YOUR TASK
Repeat, exactly and completely, the material that follows. Omit the pictures.

## Start DATA LINES

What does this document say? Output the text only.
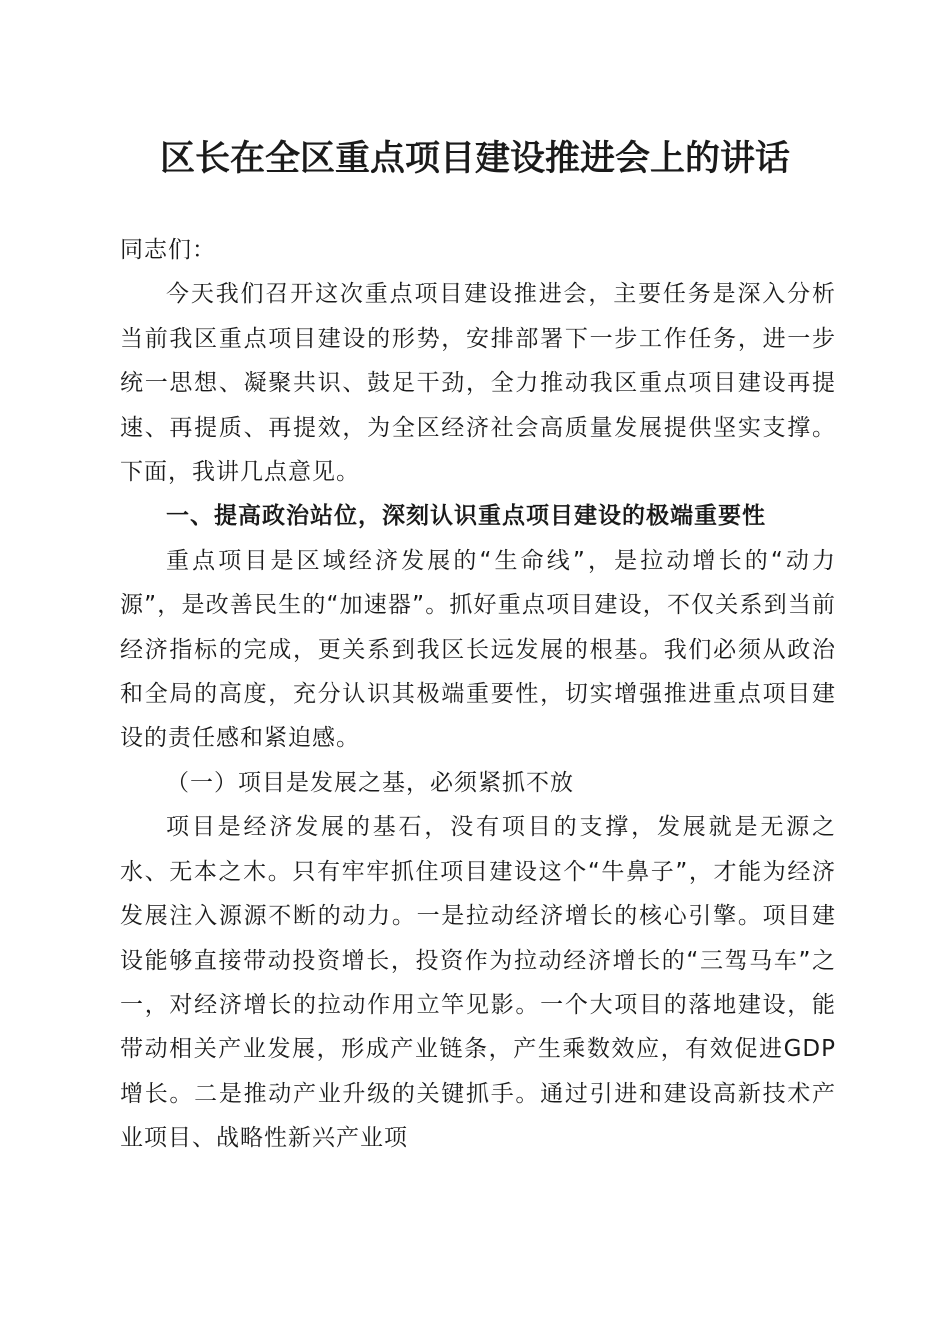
区长在全区重点项目建设推进会上的讲话

同志们：

今天我们召开这次重点项目建设推进会，主要任务是深入分析当前我区重点项目建设的形势，安排部署下一步工作任务，进一步统一思想、凝聚共识、鼓足干劲，全力推动我区重点项目建设再提速、再提质、再提效，为全区经济社会高质量发展提供坚实支撑。下面，我讲几点意见。

一、提高政治站位，深刻认识重点项目建设的极端重要性

重点项目是区域经济发展的“生命线”，是拉动增长的“动力源”，是改善民生的“加速器”。抓好重点项目建设，不仅关系到当前经济指标的完成，更关系到我区长远发展的根基。我们必须从政治和全局的高度，充分认识其极端重要性，切实增强推进重点项目建设的责任感和紧迫感。

（一）项目是发展之基，必须紧抓不放

项目是经济发展的基石，没有项目的支撑，发展就是无源之水、无本之木。只有牢牢抓住项目建设这个“牛鼻子”，才能为经济发展注入源源不断的动力。一是拉动经济增长的核心引擎。项目建设能够直接带动投资增长，投资作为拉动经济增长的“三驾马车”之一，对经济增长的拉动作用立竿见影。一个大项目的落地建设，能带动相关产业发展，形成产业链条，产生乘数效应，有效促进GDP增长。二是推动产业升级的关键抓手。通过引进和建设高新技术产业项目、战略性新兴产业项
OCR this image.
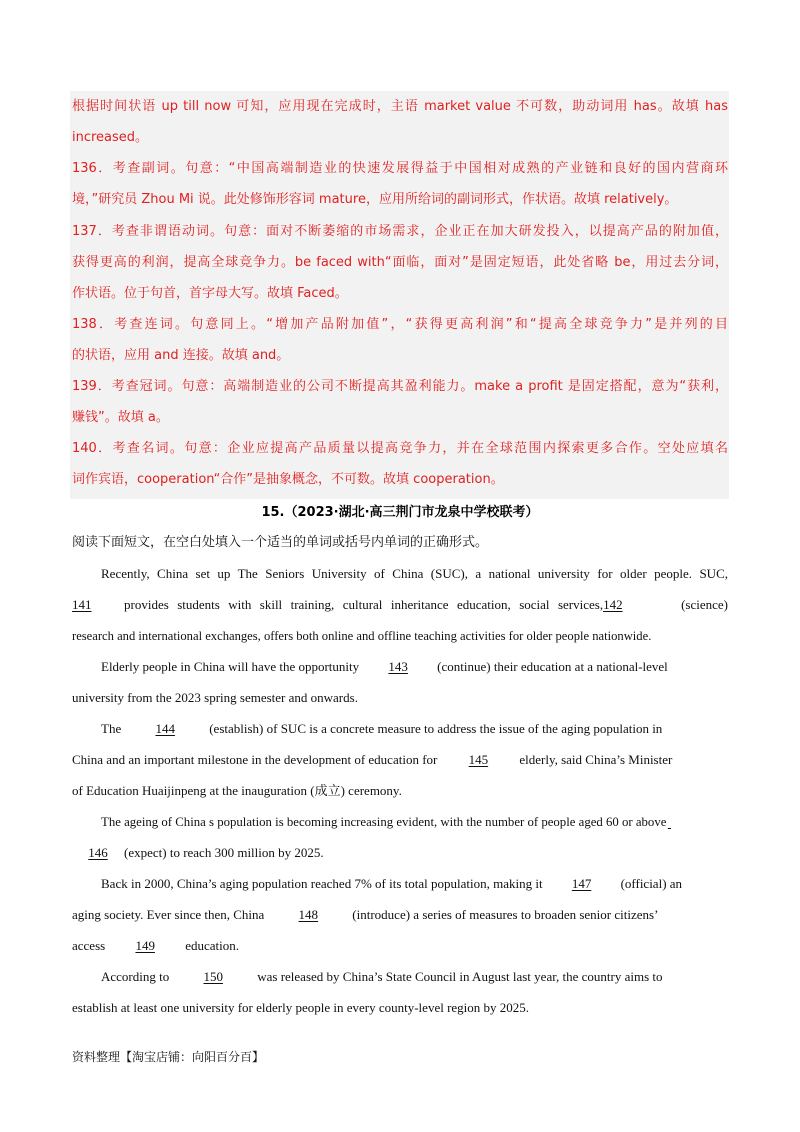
根据时间状语 up till now 可知，应用现在完成时，主语 market value 不可数，助动词用 has。故填 has
increased。
136．考查副词。句意：“中国高端制造业的快速发展得益于中国相对成熟的产业链和良好的国内营商环
境，”研究员 Zhou Mi 说。此处修饰形容词 mature，应用所给词的副词形式，作状语。故填 relatively。
137．考查非谓语动词。句意：面对不断萎缩的市场需求，企业正在加大研发投入，以提高产品的附加值，
获得更高的利润，提高全球竞争力。be faced with“面临，面对”是固定短语，此处省略 be，用过去分词，
作状语。位于句首，首字母大写。故填 Faced。
138．考查连词。句意同上。“增加产品附加值”，“获得更高利润”和“提高全球竞争力”是并列的目
的状语，应用 and 连接。故填 and。
139．考查冠词。句意：高端制造业的公司不断提高其盈利能力。make a profit 是固定搭配，意为“获利，
赚钱”。故填 a。
140．考查名词。句意：企业应提高产品质量以提高竞争力，并在全球范围内探索更多合作。空处应填名
词作宾语，cooperation“合作”是抽象概念，不可数。故填 cooperation。
15.（2023·湖北·高三荆门市龙泉中学校联考）
阅读下面短文，在空白处填入一个适当的单词或括号内单词的正确形式。
Recently, China set up The Seniors University of China (SUC), a national university for older people. SUC,
141	provides students with skill training, cultural inheritance education, social services,142	(science)
research and international exchanges, offers both online and offline teaching activities for older people nationwide.
Elderly people in China will have the opportunity 143 (continue) their education at a national-level
university from the 2023 spring semester and onwards.
The	144	(establish) of SUC is a concrete measure to address the issue of the aging population in
China and an important milestone in the development of education for 145 elderly, said China’s Minister
of Education Huaijinpeng at the inauguration (成立) ceremony.
The ageing of China s population is becoming increasing evident, with the number of people aged 60 or above
146 (expect) to reach 300 million by 2025.
Back in 2000, China’s aging population reached 7% of its total population, making it 147 (official) an
aging society. Ever since then, China	148	(introduce) a series of measures to broaden senior citizens’
access 149 education.
According to	150	was released by China’s State Council in August last year, the country aims to
establish at least one university for elderly people in every county-level region by 2025.
资料整理【淘宝店铺：向阳百分百】
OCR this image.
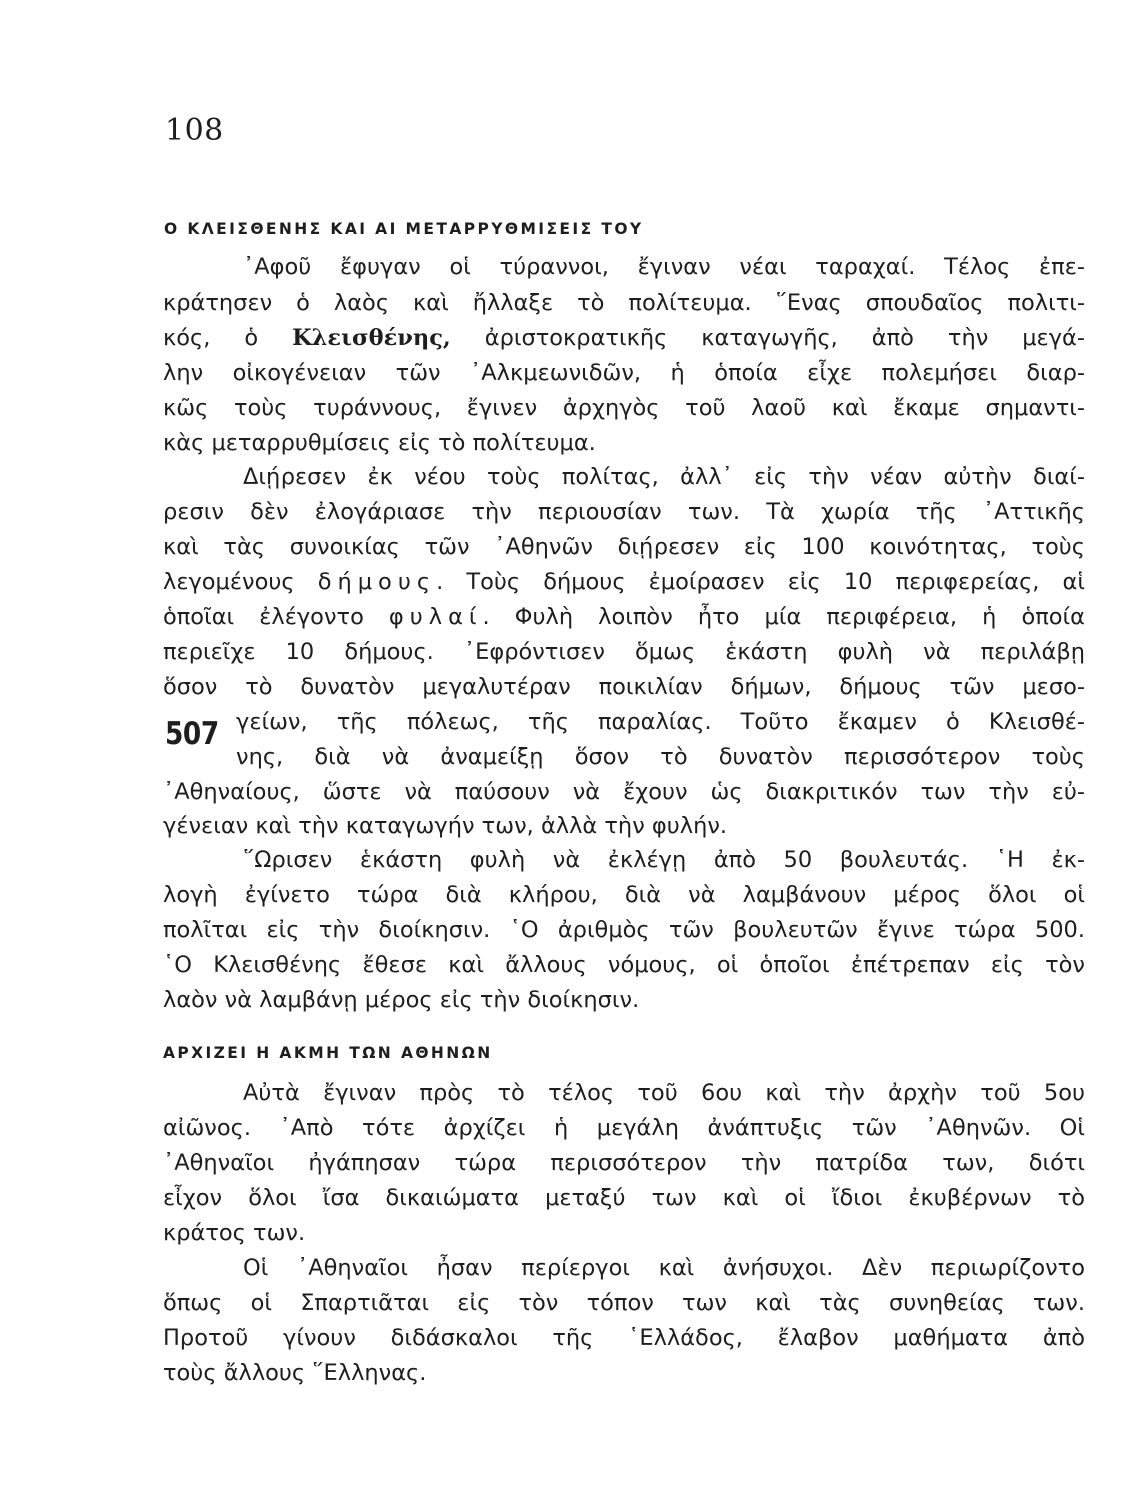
108
Ο ΚΛΕΙΣΘΕΝΗΣ ΚΑΙ ΑΙ ΜΕΤΑΡΡΥΘΜΙΣΕΙΣ ΤΟΥ
᾿Αφοῦ ἔφυγαν οἱ τύραννοι, ἔγιναν νέαι ταραχαί. Τέλος ἐπε-
κράτησεν ὁ λαὸς καὶ ἤλλαξε τὸ πολίτευμα. ῞Ενας σπουδαῖος πολιτι-
κός, ὁ Κλεισθένης, ἀριστοκρατικῆς καταγωγῆς, ἀπὸ τὴν μεγά-
λην οἰκογένειαν τῶν ᾿Αλκμεωνιδῶν, ἡ ὁποία εἶχε πολεμήσει διαρ-
κῶς τοὺς τυράννους, ἔγινεν ἀρχηγὸς τοῦ λαοῦ καὶ ἔκαμε σημαντι-
κὰς μεταρρυθμίσεις εἰς τὸ πολίτευμα.
Διῄρεσεν ἐκ νέου τοὺς πολίτας, ἀλλ᾿ εἰς τὴν νέαν αὐτὴν διαί-
ρεσιν δὲν ἐλογάριασε τὴν περιουσίαν των. Τὰ χωρία τῆς ᾿Αττικῆς
καὶ τὰς συνοικίας τῶν ᾿Αθηνῶν διῄρεσεν εἰς 100 κοινότητας, τοὺς
λεγομένους δήμους. Τοὺς δήμους ἐμοίρασεν εἰς 10 περιφερείας, αἱ
ὁποῖαι ἐλέγοντο φυλαί. Φυλὴ λοιπὸν ἦτο μία περιφέρεια, ἡ ὁποία
περιεῖχε 10 δήμους. ᾿Εφρόντισεν ὅμως ἑκάστη φυλὴ νὰ περιλάβῃ
ὅσον τὸ δυνατὸν μεγαλυτέραν ποικιλίαν δήμων, δήμους τῶν μεσο-
γείων, τῆς πόλεως, τῆς παραλίας. Τοῦτο ἔκαμεν ὁ Κλεισθέ-
507
νης, διὰ νὰ ἀναμείξῃ ὅσον τὸ δυνατὸν περισσότερον τοὺς
᾿Αθηναίους, ὥστε νὰ παύσουν νὰ ἔχουν ὡς διακριτικόν των τὴν εὐ-
γένειαν καὶ τὴν καταγωγήν των, ἀλλὰ τὴν φυλήν.
῞Ωρισεν ἑκάστη φυλὴ νὰ ἐκλέγῃ ἀπὸ 50 βουλευτάς. ῾Η ἐκ-
λογὴ ἐγίνετο τώρα διὰ κλήρου, διὰ νὰ λαμβάνουν μέρος ὅλοι οἱ
πολῖται εἰς τὴν διοίκησιν. ῾Ο ἀριθμὸς τῶν βουλευτῶν ἔγινε τώρα 500.
῾Ο Κλεισθένης ἔθεσε καὶ ἄλλους νόμους, οἱ ὁποῖοι ἐπέτρεπαν εἰς τὸν
λαὸν νὰ λαμβάνῃ μέρος εἰς τὴν διοίκησιν.
ΑΡΧΙΖΕΙ Η ΑΚΜΗ ΤΩΝ ΑΘΗΝΩΝ
Αὐτὰ ἔγιναν πρὸς τὸ τέλος τοῦ 6ου καὶ τὴν ἀρχὴν τοῦ 5ου
αἰῶνος. ᾿Απὸ τότε ἀρχίζει ἡ μεγάλη ἀνάπτυξις τῶν ᾿Αθηνῶν. Οἱ
᾿Αθηναῖοι ἠγάπησαν τώρα περισσότερον τὴν πατρίδα των, διότι
εἶχον ὅλοι ἴσα δικαιώματα μεταξύ των καὶ οἱ ἴδιοι ἐκυβέρνων τὸ
κράτος των.
Οἱ ᾿Αθηναῖοι ἦσαν περίεργοι καὶ ἀνήσυχοι. Δὲν περιωρίζοντο
ὅπως οἱ Σπαρτιᾶται εἰς τὸν τόπον των καὶ τὰς συνηθείας των.
Προτοῦ γίνουν διδάσκαλοι τῆς ῾Ελλάδος, ἔλαβον μαθήματα ἀπὸ
τοὺς ἄλλους ῞Ελληνας.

## End DATA LINES

ANSWER FOR THE TASK
What does this document say? Output the text only.
区长在全区重点项目建设推进会上的讲话

同志们：

今天我们召开这次重点项目建设推进会，主要任务是深入分析当前我区重点项目建设的形势，安排部署下一步工作任务，进一步统一思想、凝聚共识、鼓足干劲，全力推动我区重点项目建设再提速、再提质、再提效，为全区经济社会高质量发展提供坚实支撑。下面，我讲几点意见。

一、提高政治站位，深刻认识重点项目建设的极端重要性

重点项目是区域经济发展的“生命线”，是拉动增长的“动力源”，是改善民生的“加速器”。抓好重点项目建设，不仅关系到当前经济指标的完成，更关系到我区长远发展的根基。我们必须从政治和全局的高度，充分认识其极端重要性，切实增强推进重点项目建设的责任感和紧迫感。

（一）项目是发展之基，必须紧抓不放

项目是经济发展的基石，没有项目的支撑，发展就是无源之水、无本之木。只有牢牢抓住项目建设这个“牛鼻子”，才能为经济发展注入源源不断的动力。一是拉动经济增长的核心引擎。项目建设能够直接带动投资增长，投资作为拉动经济增长的“三驾马车”之一，对经济增长的拉动作用立竿见影。一个大项目的落地建设，能带动相关产业发展，形成产业链条，产生乘数效应，有效促进GDP增长。二是推动产业升级的关键抓手。通过引进和建设高新技术产业项目、战略性新兴产业项
OCR this image.
根据时间状语 up till now 可知，应用现在完成时，主语 market value 不可数，助动词用 has。故填 has
increased。
136．考查副词。句意：“中国高端制造业的快速发展得益于中国相对成熟的产业链和良好的国内营商环
境，”研究员 Zhou Mi 说。此处修饰形容词 mature，应用所给词的副词形式，作状语。故填 relatively。
137．考查非谓语动词。句意：面对不断萎缩的市场需求，企业正在加大研发投入，以提高产品的附加值，
获得更高的利润，提高全球竞争力。be faced with“面临，面对”是固定短语，此处省略 be，用过去分词，
作状语。位于句首，首字母大写。故填 Faced。
138．考查连词。句意同上。“增加产品附加值”，“获得更高利润”和“提高全球竞争力”是并列的目
的状语，应用 and 连接。故填 and。
139．考查冠词。句意：高端制造业的公司不断提高其盈利能力。make a profit 是固定搭配，意为“获利，
赚钱”。故填 a。
140．考查名词。句意：企业应提高产品质量以提高竞争力，并在全球范围内探索更多合作。空处应填名
词作宾语，cooperation“合作”是抽象概念，不可数。故填 cooperation。
15.（2023·湖北·高三荆门市龙泉中学校联考）
阅读下面短文，在空白处填入一个适当的单词或括号内单词的正确形式。
Recently, China set up The Seniors University of China (SUC), a national university for older people. SUC,
141	provides students with skill training, cultural inheritance education, social services,142	(science)
research and international exchanges, offers both online and offline teaching activities for older people nationwide.
Elderly people in China will have the opportunity 143 (continue) their education at a national-level
university from the 2023 spring semester and onwards.
The	144	(establish) of SUC is a concrete measure to address the issue of the aging population in
China and an important milestone in the development of education for 145 elderly, said China’s Minister
of Education Huaijinpeng at the inauguration (成立) ceremony.
The ageing of China s population is becoming increasing evident, with the number of people aged 60 or above
146 (expect) to reach 300 million by 2025.
Back in 2000, China’s aging population reached 7% of its total population, making it 147 (official) an
aging society. Ever since then, China	148	(introduce) a series of measures to broaden senior citizens’
access 149 education.
According to	150	was released by China’s State Council in August last year, the country aims to
establish at least one university for elderly people in every county-level region by 2025.
资料整理【淘宝店铺：向阳百分百】
OCR this image.
108
Ο ΚΛΕΙΣΘΕΝΗΣ ΚΑΙ ΑΙ ΜΕΤΑΡΡΥΘΜΙΣΕΙΣ ΤΟΥ
᾿Αφοῦ ἔφυγαν οἱ τύραννοι, ἔγιναν νέαι ταραχαί. Τέλος ἐπε-
κράτησεν ὁ λαὸς καὶ ἤλλαξε τὸ πολίτευμα. ῞Ενας σπουδαῖος πολιτι-
κός, ὁ Κλεισθένης, ἀριστοκρατικῆς καταγωγῆς, ἀπὸ τὴν μεγά-
λην οἰκογένειαν τῶν ᾿Αλκμεωνιδῶν, ἡ ὁποία εἶχε πολεμήσει διαρ-
κῶς τοὺς τυράννους, ἔγινεν ἀρχηγὸς τοῦ λαοῦ καὶ ἔκαμε σημαντι-
κὰς μεταρρυθμίσεις εἰς τὸ πολίτευμα.
Διῄρεσεν ἐκ νέου τοὺς πολίτας, ἀλλ᾿ εἰς τὴν νέαν αὐτὴν διαί-
ρεσιν δὲν ἐλογάριασε τὴν περιουσίαν των. Τὰ χωρία τῆς ᾿Αττικῆς
καὶ τὰς συνοικίας τῶν ᾿Αθηνῶν διῄρεσεν εἰς 100 κοινότητας, τοὺς
λεγομένους δήμους. Τοὺς δήμους ἐμοίρασεν εἰς 10 περιφερείας, αἱ
ὁποῖαι ἐλέγοντο φυλαί. Φυλὴ λοιπὸν ἦτο μία περιφέρεια, ἡ ὁποία
περιεῖχε 10 δήμους. ᾿Εφρόντισεν ὅμως ἑκάστη φυλὴ νὰ περιλάβῃ
ὅσον τὸ δυνατὸν μεγαλυτέραν ποικιλίαν δήμων, δήμους τῶν μεσο-
γείων, τῆς πόλεως, τῆς παραλίας. Τοῦτο ἔκαμεν ὁ Κλεισθέ-
507
νης, διὰ νὰ ἀναμείξῃ ὅσον τὸ δυνατὸν περισσότερον τοὺς
᾿Αθηναίους, ὥστε νὰ παύσουν νὰ ἔχουν ὡς διακριτικόν των τὴν εὐ-
γένειαν καὶ τὴν καταγωγήν των, ἀλλὰ τὴν φυλήν.
῞Ωρισεν ἑκάστη φυλὴ νὰ ἐκλέγῃ ἀπὸ 50 βουλευτάς. ῾Η ἐκ-
λογὴ ἐγίνετο τώρα διὰ κλήρου, διὰ νὰ λαμβάνουν μέρος ὅλοι οἱ
πολῖται εἰς τὴν διοίκησιν. ῾Ο ἀριθμὸς τῶν βουλευτῶν ἔγινε τώρα 500.
῾Ο Κλεισθένης ἔθεσε καὶ ἄλλους νόμους, οἱ ὁποῖοι ἐπέτρεπαν εἰς τὸν
λαὸν νὰ λαμβάνῃ μέρος εἰς τὴν διοίκησιν.
ΑΡΧΙΖΕΙ Η ΑΚΜΗ ΤΩΝ ΑΘΗΝΩΝ
Αὐτὰ ἔγιναν πρὸς τὸ τέλος τοῦ 6ου καὶ τὴν ἀρχὴν τοῦ 5ου
αἰῶνος. ᾿Απὸ τότε ἀρχίζει ἡ μεγάλη ἀνάπτυξις τῶν ᾿Αθηνῶν. Οἱ
᾿Αθηναῖοι ἠγάπησαν τώρα περισσότερον τὴν πατρίδα των, διότι
εἶχον ὅλοι ἴσα δικαιώματα μεταξύ των καὶ οἱ ἴδιοι ἐκυβέρνων τὸ
κράτος των.
Οἱ ᾿Αθηναῖοι ἦσαν περίεργοι καὶ ἀνήσυχοι. Δὲν περιωρίζοντο
ὅπως οἱ Σπαρτιᾶται εἰς τὸν τόπον των καὶ τὰς συνηθείας των.
Προτοῦ γίνουν διδάσκαλοι τῆς ῾Ελλάδος, ἔλαβον μαθήματα ἀπὸ
τοὺς ἄλλους ῞Ελληνας.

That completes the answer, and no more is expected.